§ What to produce
Using the material below, copy every line where "this" appears.

§ Data entries
===============

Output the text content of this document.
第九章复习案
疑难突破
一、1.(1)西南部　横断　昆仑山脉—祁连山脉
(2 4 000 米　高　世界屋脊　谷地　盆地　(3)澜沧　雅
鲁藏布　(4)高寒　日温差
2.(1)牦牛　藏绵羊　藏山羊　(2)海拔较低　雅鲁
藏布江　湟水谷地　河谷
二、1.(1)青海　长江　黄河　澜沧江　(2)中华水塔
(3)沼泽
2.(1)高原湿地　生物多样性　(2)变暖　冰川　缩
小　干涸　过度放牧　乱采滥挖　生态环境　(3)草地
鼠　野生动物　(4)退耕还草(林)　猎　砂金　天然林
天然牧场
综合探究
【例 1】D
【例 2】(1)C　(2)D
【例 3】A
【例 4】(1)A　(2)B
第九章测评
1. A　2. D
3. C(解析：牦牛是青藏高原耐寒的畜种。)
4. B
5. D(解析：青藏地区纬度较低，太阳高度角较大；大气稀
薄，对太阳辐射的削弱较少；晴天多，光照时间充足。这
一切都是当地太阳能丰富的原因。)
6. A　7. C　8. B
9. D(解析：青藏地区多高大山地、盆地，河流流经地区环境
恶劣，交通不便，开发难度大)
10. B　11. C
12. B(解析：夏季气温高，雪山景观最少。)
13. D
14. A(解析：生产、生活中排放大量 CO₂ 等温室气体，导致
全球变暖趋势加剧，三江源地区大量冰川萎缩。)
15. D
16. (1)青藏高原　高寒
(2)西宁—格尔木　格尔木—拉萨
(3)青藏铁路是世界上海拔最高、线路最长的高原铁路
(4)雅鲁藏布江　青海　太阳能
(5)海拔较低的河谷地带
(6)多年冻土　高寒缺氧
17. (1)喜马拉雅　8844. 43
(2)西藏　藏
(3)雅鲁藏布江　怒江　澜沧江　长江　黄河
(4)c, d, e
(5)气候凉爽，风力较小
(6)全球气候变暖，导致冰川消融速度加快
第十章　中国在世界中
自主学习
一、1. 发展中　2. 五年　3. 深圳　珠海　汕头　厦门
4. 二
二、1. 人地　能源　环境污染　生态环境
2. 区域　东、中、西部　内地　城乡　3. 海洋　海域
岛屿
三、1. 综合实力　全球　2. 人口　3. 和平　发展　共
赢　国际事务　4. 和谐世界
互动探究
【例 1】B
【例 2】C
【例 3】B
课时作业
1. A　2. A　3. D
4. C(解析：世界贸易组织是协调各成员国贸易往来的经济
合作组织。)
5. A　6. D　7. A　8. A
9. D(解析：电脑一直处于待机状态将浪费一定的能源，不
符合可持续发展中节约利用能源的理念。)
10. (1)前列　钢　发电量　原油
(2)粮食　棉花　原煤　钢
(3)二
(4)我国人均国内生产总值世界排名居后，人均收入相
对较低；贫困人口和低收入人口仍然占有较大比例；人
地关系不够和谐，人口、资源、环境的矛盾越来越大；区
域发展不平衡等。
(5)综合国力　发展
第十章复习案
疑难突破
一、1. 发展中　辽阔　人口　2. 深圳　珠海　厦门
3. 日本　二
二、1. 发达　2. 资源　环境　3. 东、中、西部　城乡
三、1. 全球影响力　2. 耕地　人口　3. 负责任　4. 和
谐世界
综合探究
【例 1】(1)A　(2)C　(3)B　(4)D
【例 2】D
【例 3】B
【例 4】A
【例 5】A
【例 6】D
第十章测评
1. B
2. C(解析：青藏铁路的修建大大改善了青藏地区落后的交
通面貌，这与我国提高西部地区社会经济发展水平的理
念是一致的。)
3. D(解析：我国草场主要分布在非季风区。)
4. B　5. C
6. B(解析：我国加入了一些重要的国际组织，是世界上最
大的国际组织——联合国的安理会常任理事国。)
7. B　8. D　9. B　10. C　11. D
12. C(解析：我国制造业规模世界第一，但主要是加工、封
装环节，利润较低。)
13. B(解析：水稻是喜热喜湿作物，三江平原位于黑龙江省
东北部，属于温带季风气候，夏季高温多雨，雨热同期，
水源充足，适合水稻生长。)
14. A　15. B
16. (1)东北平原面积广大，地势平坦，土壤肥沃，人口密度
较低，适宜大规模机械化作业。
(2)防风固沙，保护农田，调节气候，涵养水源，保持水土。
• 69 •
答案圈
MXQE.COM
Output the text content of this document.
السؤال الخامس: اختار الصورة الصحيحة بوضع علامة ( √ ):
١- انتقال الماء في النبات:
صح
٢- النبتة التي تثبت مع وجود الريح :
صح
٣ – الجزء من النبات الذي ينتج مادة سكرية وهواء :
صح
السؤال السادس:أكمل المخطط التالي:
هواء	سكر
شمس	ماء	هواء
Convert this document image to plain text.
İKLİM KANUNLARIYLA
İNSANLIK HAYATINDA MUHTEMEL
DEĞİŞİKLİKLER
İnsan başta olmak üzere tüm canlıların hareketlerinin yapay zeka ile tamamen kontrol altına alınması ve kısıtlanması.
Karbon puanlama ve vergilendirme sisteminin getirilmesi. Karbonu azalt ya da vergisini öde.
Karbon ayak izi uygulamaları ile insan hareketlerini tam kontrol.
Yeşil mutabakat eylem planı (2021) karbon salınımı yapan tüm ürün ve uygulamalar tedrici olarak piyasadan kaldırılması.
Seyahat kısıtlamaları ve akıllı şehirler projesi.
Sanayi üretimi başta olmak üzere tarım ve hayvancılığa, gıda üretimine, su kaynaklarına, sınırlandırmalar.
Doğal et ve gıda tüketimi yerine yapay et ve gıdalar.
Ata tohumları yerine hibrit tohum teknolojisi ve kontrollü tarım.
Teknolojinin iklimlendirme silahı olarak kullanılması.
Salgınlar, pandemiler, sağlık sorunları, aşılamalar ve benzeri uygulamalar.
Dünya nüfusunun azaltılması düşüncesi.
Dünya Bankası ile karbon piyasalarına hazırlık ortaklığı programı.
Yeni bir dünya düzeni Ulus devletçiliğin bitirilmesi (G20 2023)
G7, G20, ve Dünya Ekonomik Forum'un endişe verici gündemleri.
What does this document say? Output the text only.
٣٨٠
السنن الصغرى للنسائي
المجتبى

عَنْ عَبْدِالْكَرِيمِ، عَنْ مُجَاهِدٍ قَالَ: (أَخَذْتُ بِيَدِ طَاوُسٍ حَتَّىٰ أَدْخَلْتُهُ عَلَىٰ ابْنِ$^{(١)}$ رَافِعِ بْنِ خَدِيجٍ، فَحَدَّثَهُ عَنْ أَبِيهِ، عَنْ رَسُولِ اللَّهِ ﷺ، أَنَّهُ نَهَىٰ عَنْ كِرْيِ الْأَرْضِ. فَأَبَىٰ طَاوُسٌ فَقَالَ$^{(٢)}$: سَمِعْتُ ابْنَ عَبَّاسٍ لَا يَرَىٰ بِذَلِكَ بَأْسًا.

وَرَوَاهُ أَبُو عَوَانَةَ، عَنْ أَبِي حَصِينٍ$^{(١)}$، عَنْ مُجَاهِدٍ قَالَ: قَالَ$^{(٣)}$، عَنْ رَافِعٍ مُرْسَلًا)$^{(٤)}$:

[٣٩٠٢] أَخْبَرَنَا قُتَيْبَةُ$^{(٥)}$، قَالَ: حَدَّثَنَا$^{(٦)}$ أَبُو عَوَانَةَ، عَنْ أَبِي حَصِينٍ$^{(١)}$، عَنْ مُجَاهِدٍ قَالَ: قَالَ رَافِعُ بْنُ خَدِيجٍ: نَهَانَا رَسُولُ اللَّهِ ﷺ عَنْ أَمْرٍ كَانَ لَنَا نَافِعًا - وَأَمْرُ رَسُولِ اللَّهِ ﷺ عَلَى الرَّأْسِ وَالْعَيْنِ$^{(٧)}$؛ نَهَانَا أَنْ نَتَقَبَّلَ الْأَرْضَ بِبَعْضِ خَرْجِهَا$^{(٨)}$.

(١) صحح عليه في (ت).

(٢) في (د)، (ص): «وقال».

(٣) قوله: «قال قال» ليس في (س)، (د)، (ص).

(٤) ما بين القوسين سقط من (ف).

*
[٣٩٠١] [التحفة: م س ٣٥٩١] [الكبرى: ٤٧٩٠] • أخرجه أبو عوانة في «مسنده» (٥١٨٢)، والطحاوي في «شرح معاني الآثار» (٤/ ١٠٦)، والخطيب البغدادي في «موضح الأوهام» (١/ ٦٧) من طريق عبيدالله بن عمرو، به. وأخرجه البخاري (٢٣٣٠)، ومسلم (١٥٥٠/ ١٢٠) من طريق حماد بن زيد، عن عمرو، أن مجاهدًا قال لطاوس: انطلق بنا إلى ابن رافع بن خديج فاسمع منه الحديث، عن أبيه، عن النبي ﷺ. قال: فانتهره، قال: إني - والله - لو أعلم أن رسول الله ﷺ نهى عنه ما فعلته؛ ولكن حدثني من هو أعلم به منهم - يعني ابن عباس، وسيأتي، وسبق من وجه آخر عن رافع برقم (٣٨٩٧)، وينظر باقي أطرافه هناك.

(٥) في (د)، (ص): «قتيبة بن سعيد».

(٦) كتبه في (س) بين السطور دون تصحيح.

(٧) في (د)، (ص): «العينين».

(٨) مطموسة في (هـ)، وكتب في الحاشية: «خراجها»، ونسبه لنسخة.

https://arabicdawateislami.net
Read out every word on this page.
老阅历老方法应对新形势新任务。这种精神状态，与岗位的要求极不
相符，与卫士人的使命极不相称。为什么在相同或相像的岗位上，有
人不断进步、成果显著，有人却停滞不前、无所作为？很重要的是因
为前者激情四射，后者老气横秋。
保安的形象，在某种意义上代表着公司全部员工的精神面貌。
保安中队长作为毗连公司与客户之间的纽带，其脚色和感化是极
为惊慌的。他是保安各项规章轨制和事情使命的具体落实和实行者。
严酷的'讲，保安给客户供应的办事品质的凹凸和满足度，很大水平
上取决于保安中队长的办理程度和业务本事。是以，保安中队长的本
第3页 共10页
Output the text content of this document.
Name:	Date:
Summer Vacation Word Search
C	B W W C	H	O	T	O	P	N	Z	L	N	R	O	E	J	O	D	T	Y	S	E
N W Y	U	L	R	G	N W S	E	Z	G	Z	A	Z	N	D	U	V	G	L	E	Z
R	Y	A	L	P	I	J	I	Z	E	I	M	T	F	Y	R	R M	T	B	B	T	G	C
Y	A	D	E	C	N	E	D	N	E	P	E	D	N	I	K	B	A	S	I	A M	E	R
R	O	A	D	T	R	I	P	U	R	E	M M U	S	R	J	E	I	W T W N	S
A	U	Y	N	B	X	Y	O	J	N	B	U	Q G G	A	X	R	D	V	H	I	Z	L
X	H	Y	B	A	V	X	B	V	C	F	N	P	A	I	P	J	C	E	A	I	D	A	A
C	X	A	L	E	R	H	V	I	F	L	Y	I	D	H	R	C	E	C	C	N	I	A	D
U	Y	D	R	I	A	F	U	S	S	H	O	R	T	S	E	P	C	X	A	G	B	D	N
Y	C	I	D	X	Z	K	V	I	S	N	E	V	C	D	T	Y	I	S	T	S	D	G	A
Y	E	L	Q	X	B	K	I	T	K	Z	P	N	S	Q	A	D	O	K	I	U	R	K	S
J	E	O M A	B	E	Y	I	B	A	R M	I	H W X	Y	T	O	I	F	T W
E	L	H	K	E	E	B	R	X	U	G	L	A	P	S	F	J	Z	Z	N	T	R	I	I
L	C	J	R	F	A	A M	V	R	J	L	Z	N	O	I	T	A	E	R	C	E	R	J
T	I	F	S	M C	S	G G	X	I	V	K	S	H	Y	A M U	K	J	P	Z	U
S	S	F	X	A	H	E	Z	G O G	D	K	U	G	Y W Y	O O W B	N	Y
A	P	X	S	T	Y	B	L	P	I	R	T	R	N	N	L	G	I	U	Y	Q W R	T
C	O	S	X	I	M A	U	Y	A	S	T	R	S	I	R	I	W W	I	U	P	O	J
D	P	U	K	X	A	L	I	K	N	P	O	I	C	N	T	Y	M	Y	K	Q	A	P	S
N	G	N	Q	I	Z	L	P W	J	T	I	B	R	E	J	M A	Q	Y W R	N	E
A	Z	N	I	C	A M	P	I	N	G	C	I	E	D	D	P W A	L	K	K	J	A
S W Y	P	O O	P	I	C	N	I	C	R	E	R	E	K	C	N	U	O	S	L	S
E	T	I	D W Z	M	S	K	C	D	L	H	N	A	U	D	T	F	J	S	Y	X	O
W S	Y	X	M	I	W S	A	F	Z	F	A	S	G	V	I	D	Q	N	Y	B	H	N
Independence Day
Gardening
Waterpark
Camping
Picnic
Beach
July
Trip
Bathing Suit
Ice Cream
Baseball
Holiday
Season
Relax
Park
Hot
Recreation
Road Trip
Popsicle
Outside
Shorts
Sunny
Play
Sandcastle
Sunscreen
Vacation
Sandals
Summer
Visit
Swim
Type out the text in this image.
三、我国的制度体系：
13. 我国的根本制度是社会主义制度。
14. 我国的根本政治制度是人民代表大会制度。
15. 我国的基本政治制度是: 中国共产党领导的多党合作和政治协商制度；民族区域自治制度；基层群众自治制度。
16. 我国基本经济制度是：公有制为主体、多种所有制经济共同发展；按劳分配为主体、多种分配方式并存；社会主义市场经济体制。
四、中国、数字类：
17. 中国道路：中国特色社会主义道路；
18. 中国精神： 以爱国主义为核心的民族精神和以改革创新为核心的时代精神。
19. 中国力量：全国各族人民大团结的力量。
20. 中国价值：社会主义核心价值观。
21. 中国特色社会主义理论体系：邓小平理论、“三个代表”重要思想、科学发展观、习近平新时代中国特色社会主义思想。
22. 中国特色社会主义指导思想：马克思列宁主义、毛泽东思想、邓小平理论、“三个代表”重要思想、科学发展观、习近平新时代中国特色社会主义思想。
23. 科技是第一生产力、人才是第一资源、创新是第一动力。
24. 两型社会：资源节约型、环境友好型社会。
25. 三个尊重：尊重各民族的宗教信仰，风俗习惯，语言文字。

===============

§ Reply
Output the text content of this document.
Output the text content of this document.
Convert this document image to plain text.
What does this document say? Output the text only.
Read out every word on this page.
Output the text content of this document.
Type out the text in this image.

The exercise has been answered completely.